INSTRUCTIONS TO FOLLOW: With the images removed, repeat the data below exactly.

RECORDS PROVIDED:

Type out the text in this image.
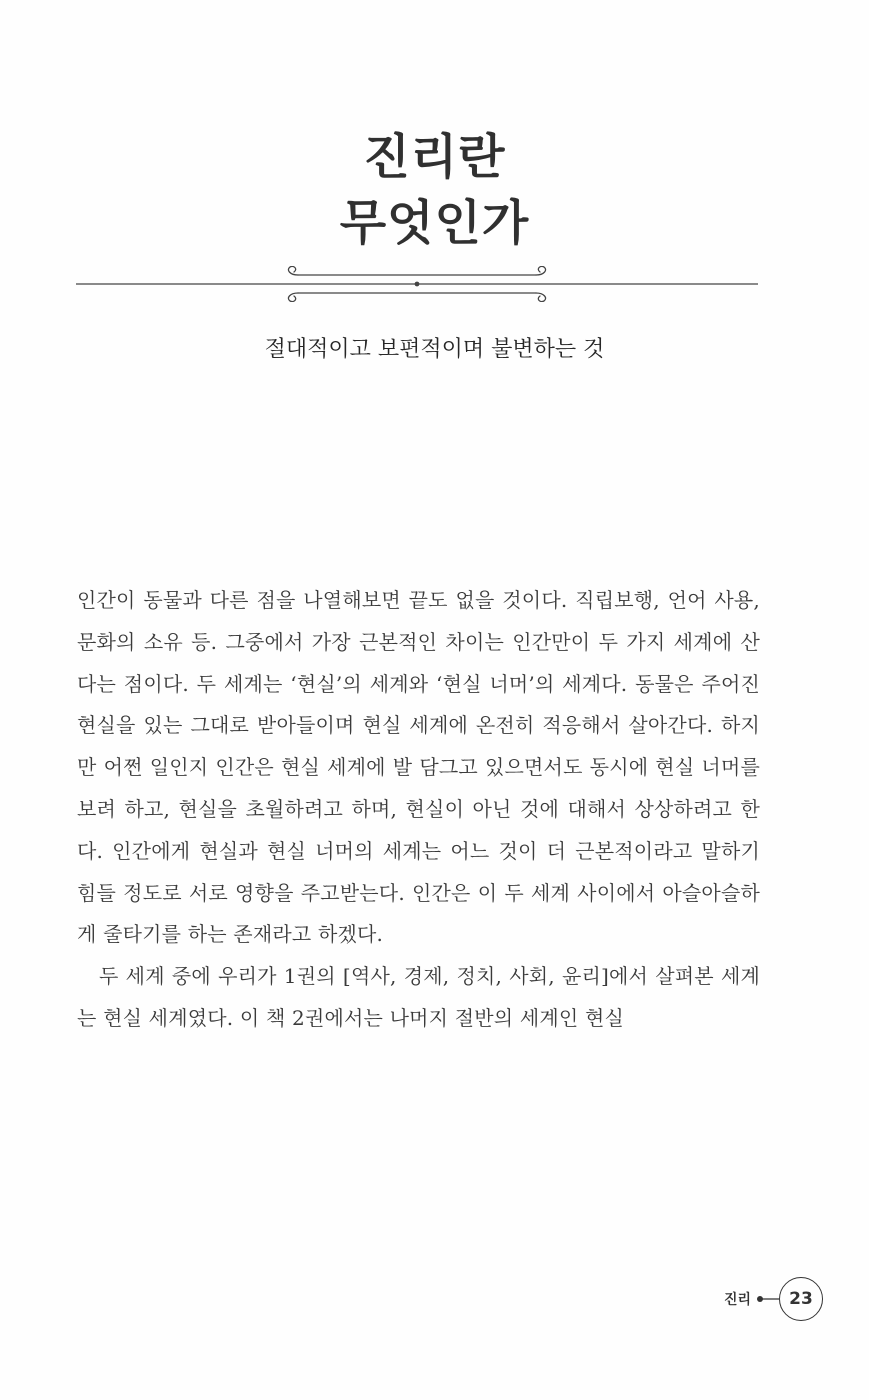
진리란
무엇인가
절대적이고 보편적이며 불변하는 것

인간이 동물과 다른 점을 나열해보면 끝도 없을 것이다. 직립보행, 언어 사용, 문화의 소유 등. 그중에서 가장 근본적인 차이는 인간만이 두 가지 세계에 산다는 점이다. 두 세계는 ‘현실’의 세계와 ‘현실 너머’의 세계다. 동물은 주어진 현실을 있는 그대로 받아들이며 현실 세계에 온전히 적응해서 살아간다. 하지만 어쩐 일인지 인간은 현실 세계에 발 담그고 있으면서도 동시에 현실 너머를 보려 하고, 현실을 초월하려고 하며, 현실이 아닌 것에 대해서 상상하려고 한다. 인간에게 현실과 현실 너머의 세계는 어느 것이 더 근본적이라고 말하기 힘들 정도로 서로 영향을 주고받는다. 인간은 이 두 세계 사이에서 아슬아슬하게 줄타기를 하는 존재라고 하겠다.

두 세계 중에 우리가 1권의 [역사, 경제, 정치, 사회, 윤리]에서 살펴본 세계는 현실 세계였다. 이 책 2권에서는 나머지 절반의 세계인 현실

진리	23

FULL ANSWER:
Type out the text in this image.
진리란
무엇인가
절대적이고 보편적이며 불변하는 것

인간이 동물과 다른 점을 나열해보면 끝도 없을 것이다. 직립보행, 언어 사용, 문화의 소유 등. 그중에서 가장 근본적인 차이는 인간만이 두 가지 세계에 산다는 점이다. 두 세계는 ‘현실’의 세계와 ‘현실 너머’의 세계다. 동물은 주어진 현실을 있는 그대로 받아들이며 현실 세계에 온전히 적응해서 살아간다. 하지만 어쩐 일인지 인간은 현실 세계에 발 담그고 있으면서도 동시에 현실 너머를 보려 하고, 현실을 초월하려고 하며, 현실이 아닌 것에 대해서 상상하려고 한다. 인간에게 현실과 현실 너머의 세계는 어느 것이 더 근본적이라고 말하기 힘들 정도로 서로 영향을 주고받는다. 인간은 이 두 세계 사이에서 아슬아슬하게 줄타기를 하는 존재라고 하겠다.

두 세계 중에 우리가 1권의 [역사, 경제, 정치, 사회, 윤리]에서 살펴본 세계는 현실 세계였다. 이 책 2권에서는 나머지 절반의 세계인 현실

진리	23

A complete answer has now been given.